WORK TO BE COMPLETED - Leave out the pictures and copy everything else below exactly.

PROVIDED RECORDS -
Begin
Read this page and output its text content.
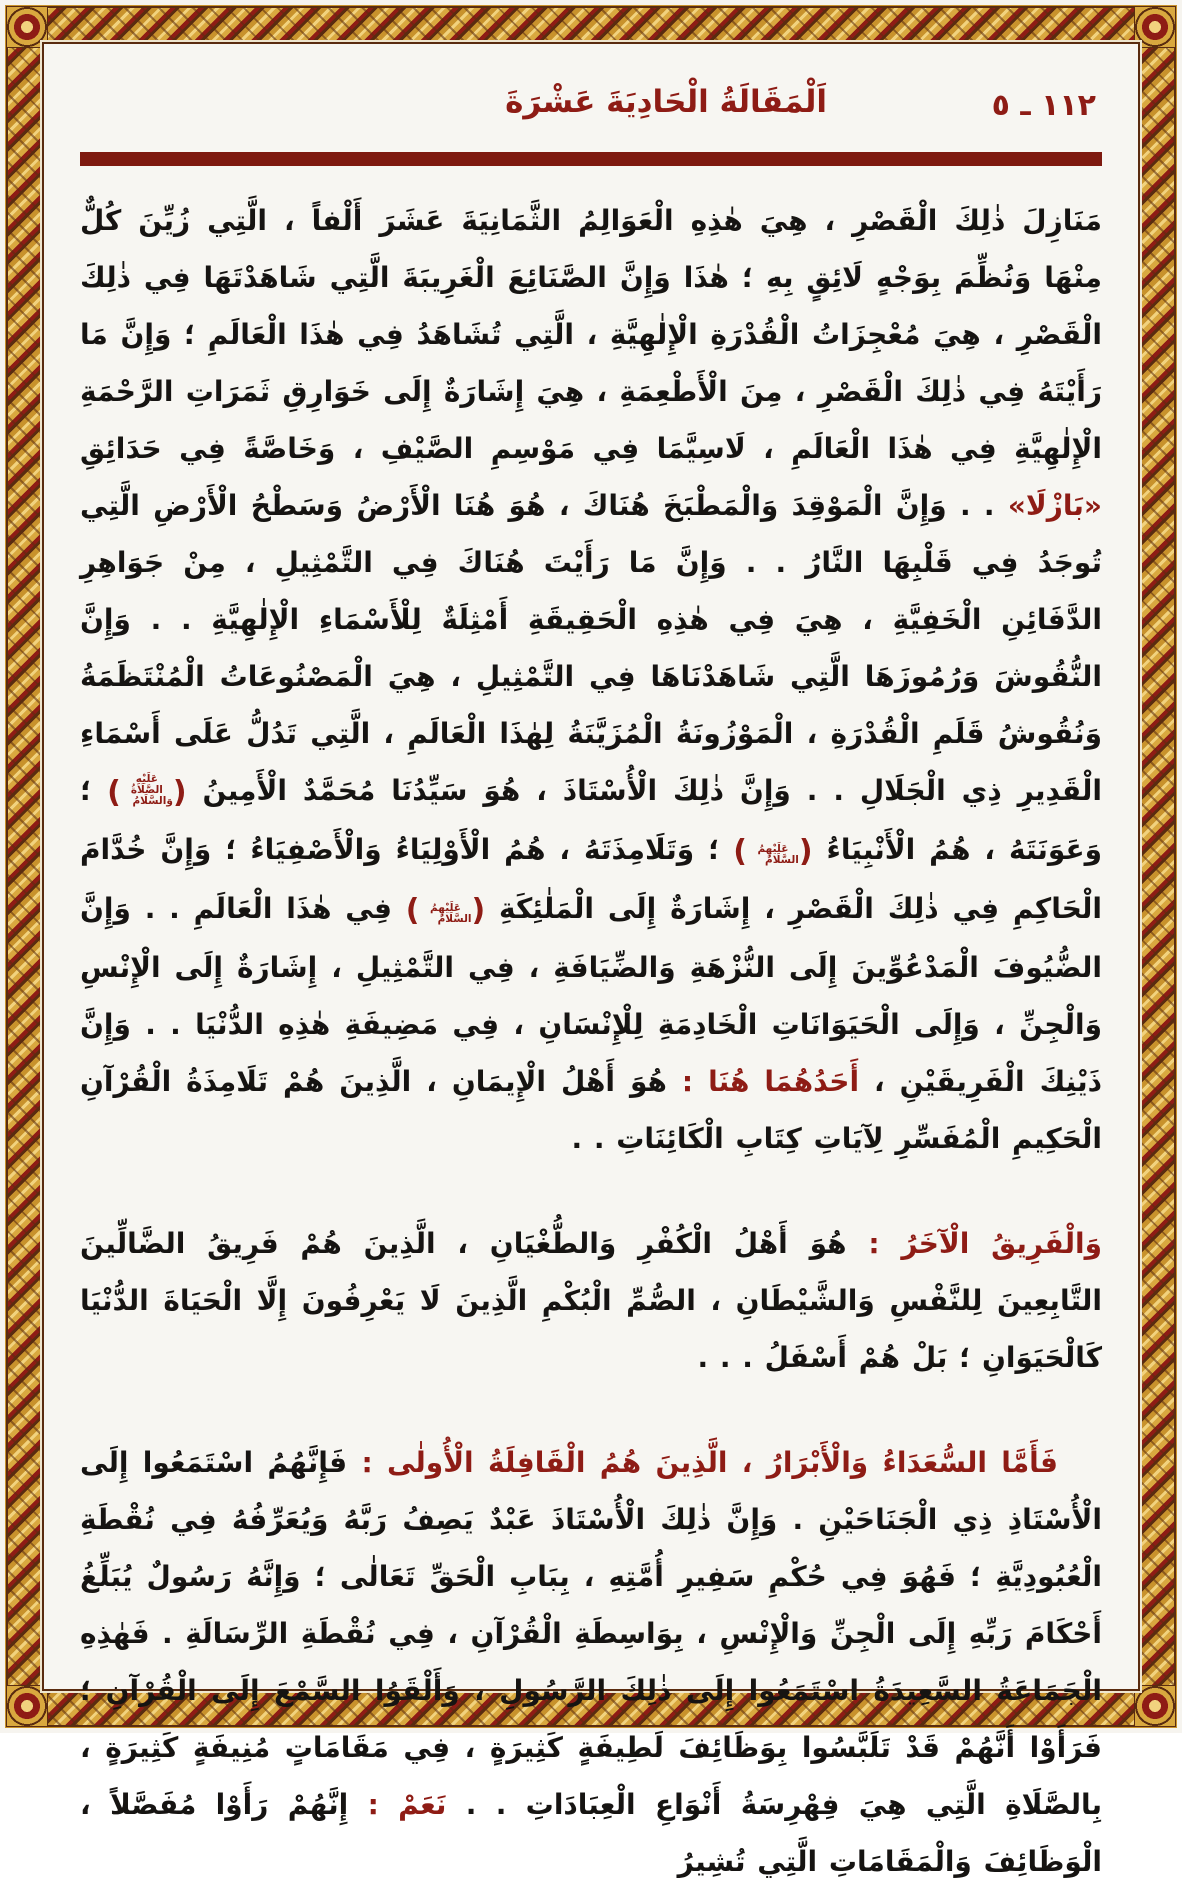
١١٢ ـ ٥
اَلْمَقَالَةُ الْحَادِيَةَ عَشْرَةَ

مَنَازِلَ ذٰلِكَ الْقَصْرِ ، هِيَ هٰذِهِ الْعَوَالِمُ الثَّمَانِيَةَ عَشَرَ أَلْفاً ، الَّتِي زُيِّنَ كُلٌّ مِنْهَا وَنُظِّمَ بِوَجْهٍ لَائِقٍ بِهِ ؛ هٰذَا وَإِنَّ الصَّنَائِعَ الْغَرِيبَةَ الَّتِي شَاهَدْتَهَا فِي ذٰلِكَ الْقَصْرِ ، هِيَ مُعْجِزَاتُ الْقُدْرَةِ الْإِلٰهِيَّةِ ، الَّتِي تُشَاهَدُ فِي هٰذَا الْعَالَمِ ؛ وَإِنَّ مَا رَأَيْتَهُ فِي ذٰلِكَ الْقَصْرِ ، مِنَ الْأَطْعِمَةِ ، هِيَ إِشَارَةٌ إِلَى خَوَارِقِ ثَمَرَاتِ الرَّحْمَةِ الْإِلٰهِيَّةِ فِي هٰذَا الْعَالَمِ ، لَاسِيَّمَا فِي مَوْسِمِ الصَّيْفِ ، وَخَاصَّةً فِي حَدَائِقِ «بَازْلَا» . . وَإِنَّ الْمَوْقِدَ وَالْمَطْبَخَ هُنَاكَ ، هُوَ هُنَا الْأَرْضُ وَسَطْحُ الْأَرْضِ الَّتِي تُوجَدُ فِي قَلْبِهَا النَّارُ . . وَإِنَّ مَا رَأَيْتَ هُنَاكَ فِي التَّمْثِيلِ ، مِنْ جَوَاهِرِ الدَّفَائِنِ الْخَفِيَّةِ ، هِيَ فِي هٰذِهِ الْحَقِيقَةِ أَمْثِلَةٌ لِلْأَسْمَاءِ الْإِلٰهِيَّةِ . . وَإِنَّ النُّقُوشَ وَرُمُوزَهَا الَّتِي شَاهَدْنَاهَا فِي التَّمْثِيلِ ، هِيَ الْمَصْنُوعَاتُ الْمُنْتَظَمَةُ وَنُقُوشُ قَلَمِ الْقُدْرَةِ ، الْمَوْزُونَةُ الْمُزَيَّنَةُ لِهٰذَا الْعَالَمِ ، الَّتِي تَدُلُّ عَلَى أَسْمَاءِ الْقَدِيرِ ذِي الْجَلَالِ . . وَإِنَّ ذٰلِكَ الْأُسْتَاذَ ، هُوَ سَيِّدُنَا مُحَمَّدٌ الْأَمِينُ (عَلَيْهِ الصَّلَاةُ وَالسَّلَامُ) ؛ وَعَوَنَتَهُ ، هُمُ الْأَنْبِيَاءُ (عَلَيْهِمُ السَّلَامُ) ؛ وَتَلَامِذَتَهُ ، هُمُ الْأَوْلِيَاءُ وَالْأَصْفِيَاءُ ؛ وَإِنَّ خُدَّامَ الْحَاكِمِ فِي ذٰلِكَ الْقَصْرِ ، إِشَارَةٌ إِلَى الْمَلٰئِكَةِ (عَلَيْهِمُ السَّلَامُ) فِي هٰذَا الْعَالَمِ . . وَإِنَّ الضُّيُوفَ الْمَدْعُوِّينَ إِلَى النُّزْهَةِ وَالضِّيَافَةِ ، فِي التَّمْثِيلِ ، إِشَارَةٌ إِلَى الْإِنْسِ وَالْجِنِّ ، وَإِلَى الْحَيَوَانَاتِ الْخَادِمَةِ لِلْإِنْسَانِ ، فِي مَضِيفَةِ هٰذِهِ الدُّنْيَا . . وَإِنَّ ذَيْنِكَ الْفَرِيقَيْنِ ، أَحَدُهُمَا هُنَا : هُوَ أَهْلُ الْإِيمَانِ ، الَّذِينَ هُمْ تَلَامِذَةُ الْقُرْآنِ الْحَكِيمِ الْمُفَسِّرِ لِآيَاتِ كِتَابِ الْكَائِنَاتِ . .

وَالْفَرِيقُ الْآخَرُ : هُوَ أَهْلُ الْكُفْرِ وَالطُّغْيَانِ ، الَّذِينَ هُمْ فَرِيقُ الضَّالِّينَ التَّابِعِينَ لِلنَّفْسِ وَالشَّيْطَانِ ، الصُّمِّ الْبُكْمِ الَّذِينَ لَا يَعْرِفُونَ إِلَّا الْحَيَاةَ الدُّنْيَا كَالْحَيَوَانِ ؛ بَلْ هُمْ أَسْفَلُ . . .

فَأَمَّا السُّعَدَاءُ وَالْأَبْرَارُ ، الَّذِينَ هُمُ الْقَافِلَةُ الْأُولٰى : فَإِنَّهُمُ اسْتَمَعُوا إِلَى الْأُسْتَاذِ ذِي الْجَنَاحَيْنِ . وَإِنَّ ذٰلِكَ الْأُسْتَاذَ عَبْدٌ يَصِفُ رَبَّهُ وَيُعَرِّفُهُ فِي نُقْطَةِ الْعُبُودِيَّةِ ؛ فَهُوَ فِي حُكْمِ سَفِيرِ أُمَّتِهِ ، بِبَابِ الْحَقِّ تَعَالٰى ؛ وَإِنَّهُ رَسُولٌ يُبَلِّغُ أَحْكَامَ رَبِّهِ إِلَى الْجِنِّ وَالْإِنْسِ ، بِوَاسِطَةِ الْقُرْآنِ ، فِي نُقْطَةِ الرِّسَالَةِ . فَهٰذِهِ الْجَمَاعَةُ السَّعِيدَةُ اسْتَمَعُوا إِلَى ذٰلِكَ الرَّسُولِ ، وَأَلْقَوُا السَّمْعَ إِلَى الْقُرْآنِ ؛ فَرَأَوْا أَنَّهُمْ قَدْ تَلَبَّسُوا بِوَظَائِفَ لَطِيفَةٍ كَثِيرَةٍ ، فِي مَقَامَاتٍ مُنِيفَةٍ كَثِيرَةٍ ، بِالصَّلَاةِ الَّتِي هِيَ فِهْرِسَةُ أَنْوَاعِ الْعِبَادَاتِ . . نَعَمْ : إِنَّهُمْ رَأَوْا مُفَصَّلاً ، الْوَظَائِفَ وَالْمَقَامَاتِ الَّتِي تُشِيرُ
End
TASK ANSWER -
Read this page and output its text content.
١١٢ ـ ٥
اَلْمَقَالَةُ الْحَادِيَةَ عَشْرَةَ

مَنَازِلَ ذٰلِكَ الْقَصْرِ ، هِيَ هٰذِهِ الْعَوَالِمُ الثَّمَانِيَةَ عَشَرَ أَلْفاً ، الَّتِي زُيِّنَ كُلٌّ مِنْهَا وَنُظِّمَ بِوَجْهٍ لَائِقٍ بِهِ ؛ هٰذَا وَإِنَّ الصَّنَائِعَ الْغَرِيبَةَ الَّتِي شَاهَدْتَهَا فِي ذٰلِكَ الْقَصْرِ ، هِيَ مُعْجِزَاتُ الْقُدْرَةِ الْإِلٰهِيَّةِ ، الَّتِي تُشَاهَدُ فِي هٰذَا الْعَالَمِ ؛ وَإِنَّ مَا رَأَيْتَهُ فِي ذٰلِكَ الْقَصْرِ ، مِنَ الْأَطْعِمَةِ ، هِيَ إِشَارَةٌ إِلَى خَوَارِقِ ثَمَرَاتِ الرَّحْمَةِ الْإِلٰهِيَّةِ فِي هٰذَا الْعَالَمِ ، لَاسِيَّمَا فِي مَوْسِمِ الصَّيْفِ ، وَخَاصَّةً فِي حَدَائِقِ «بَازْلَا» . . وَإِنَّ الْمَوْقِدَ وَالْمَطْبَخَ هُنَاكَ ، هُوَ هُنَا الْأَرْضُ وَسَطْحُ الْأَرْضِ الَّتِي تُوجَدُ فِي قَلْبِهَا النَّارُ . . وَإِنَّ مَا رَأَيْتَ هُنَاكَ فِي التَّمْثِيلِ ، مِنْ جَوَاهِرِ الدَّفَائِنِ الْخَفِيَّةِ ، هِيَ فِي هٰذِهِ الْحَقِيقَةِ أَمْثِلَةٌ لِلْأَسْمَاءِ الْإِلٰهِيَّةِ . . وَإِنَّ النُّقُوشَ وَرُمُوزَهَا الَّتِي شَاهَدْنَاهَا فِي التَّمْثِيلِ ، هِيَ الْمَصْنُوعَاتُ الْمُنْتَظَمَةُ وَنُقُوشُ قَلَمِ الْقُدْرَةِ ، الْمَوْزُونَةُ الْمُزَيَّنَةُ لِهٰذَا الْعَالَمِ ، الَّتِي تَدُلُّ عَلَى أَسْمَاءِ الْقَدِيرِ ذِي الْجَلَالِ . . وَإِنَّ ذٰلِكَ الْأُسْتَاذَ ، هُوَ سَيِّدُنَا مُحَمَّدٌ الْأَمِينُ (عَلَيْهِ الصَّلَاةُ وَالسَّلَامُ) ؛ وَعَوَنَتَهُ ، هُمُ الْأَنْبِيَاءُ (عَلَيْهِمُ السَّلَامُ) ؛ وَتَلَامِذَتَهُ ، هُمُ الْأَوْلِيَاءُ وَالْأَصْفِيَاءُ ؛ وَإِنَّ خُدَّامَ الْحَاكِمِ فِي ذٰلِكَ الْقَصْرِ ، إِشَارَةٌ إِلَى الْمَلٰئِكَةِ (عَلَيْهِمُ السَّلَامُ) فِي هٰذَا الْعَالَمِ . . وَإِنَّ الضُّيُوفَ الْمَدْعُوِّينَ إِلَى النُّزْهَةِ وَالضِّيَافَةِ ، فِي التَّمْثِيلِ ، إِشَارَةٌ إِلَى الْإِنْسِ وَالْجِنِّ ، وَإِلَى الْحَيَوَانَاتِ الْخَادِمَةِ لِلْإِنْسَانِ ، فِي مَضِيفَةِ هٰذِهِ الدُّنْيَا . . وَإِنَّ ذَيْنِكَ الْفَرِيقَيْنِ ، أَحَدُهُمَا هُنَا : هُوَ أَهْلُ الْإِيمَانِ ، الَّذِينَ هُمْ تَلَامِذَةُ الْقُرْآنِ الْحَكِيمِ الْمُفَسِّرِ لِآيَاتِ كِتَابِ الْكَائِنَاتِ . .

وَالْفَرِيقُ الْآخَرُ : هُوَ أَهْلُ الْكُفْرِ وَالطُّغْيَانِ ، الَّذِينَ هُمْ فَرِيقُ الضَّالِّينَ التَّابِعِينَ لِلنَّفْسِ وَالشَّيْطَانِ ، الصُّمِّ الْبُكْمِ الَّذِينَ لَا يَعْرِفُونَ إِلَّا الْحَيَاةَ الدُّنْيَا كَالْحَيَوَانِ ؛ بَلْ هُمْ أَسْفَلُ . . .

فَأَمَّا السُّعَدَاءُ وَالْأَبْرَارُ ، الَّذِينَ هُمُ الْقَافِلَةُ الْأُولٰى : فَإِنَّهُمُ اسْتَمَعُوا إِلَى الْأُسْتَاذِ ذِي الْجَنَاحَيْنِ . وَإِنَّ ذٰلِكَ الْأُسْتَاذَ عَبْدٌ يَصِفُ رَبَّهُ وَيُعَرِّفُهُ فِي نُقْطَةِ الْعُبُودِيَّةِ ؛ فَهُوَ فِي حُكْمِ سَفِيرِ أُمَّتِهِ ، بِبَابِ الْحَقِّ تَعَالٰى ؛ وَإِنَّهُ رَسُولٌ يُبَلِّغُ أَحْكَامَ رَبِّهِ إِلَى الْجِنِّ وَالْإِنْسِ ، بِوَاسِطَةِ الْقُرْآنِ ، فِي نُقْطَةِ الرِّسَالَةِ . فَهٰذِهِ الْجَمَاعَةُ السَّعِيدَةُ اسْتَمَعُوا إِلَى ذٰلِكَ الرَّسُولِ ، وَأَلْقَوُا السَّمْعَ إِلَى الْقُرْآنِ ؛ فَرَأَوْا أَنَّهُمْ قَدْ تَلَبَّسُوا بِوَظَائِفَ لَطِيفَةٍ كَثِيرَةٍ ، فِي مَقَامَاتٍ مُنِيفَةٍ كَثِيرَةٍ ، بِالصَّلَاةِ الَّتِي هِيَ فِهْرِسَةُ أَنْوَاعِ الْعِبَادَاتِ . . نَعَمْ : إِنَّهُمْ رَأَوْا مُفَصَّلاً ، الْوَظَائِفَ وَالْمَقَامَاتِ الَّتِي تُشِيرُ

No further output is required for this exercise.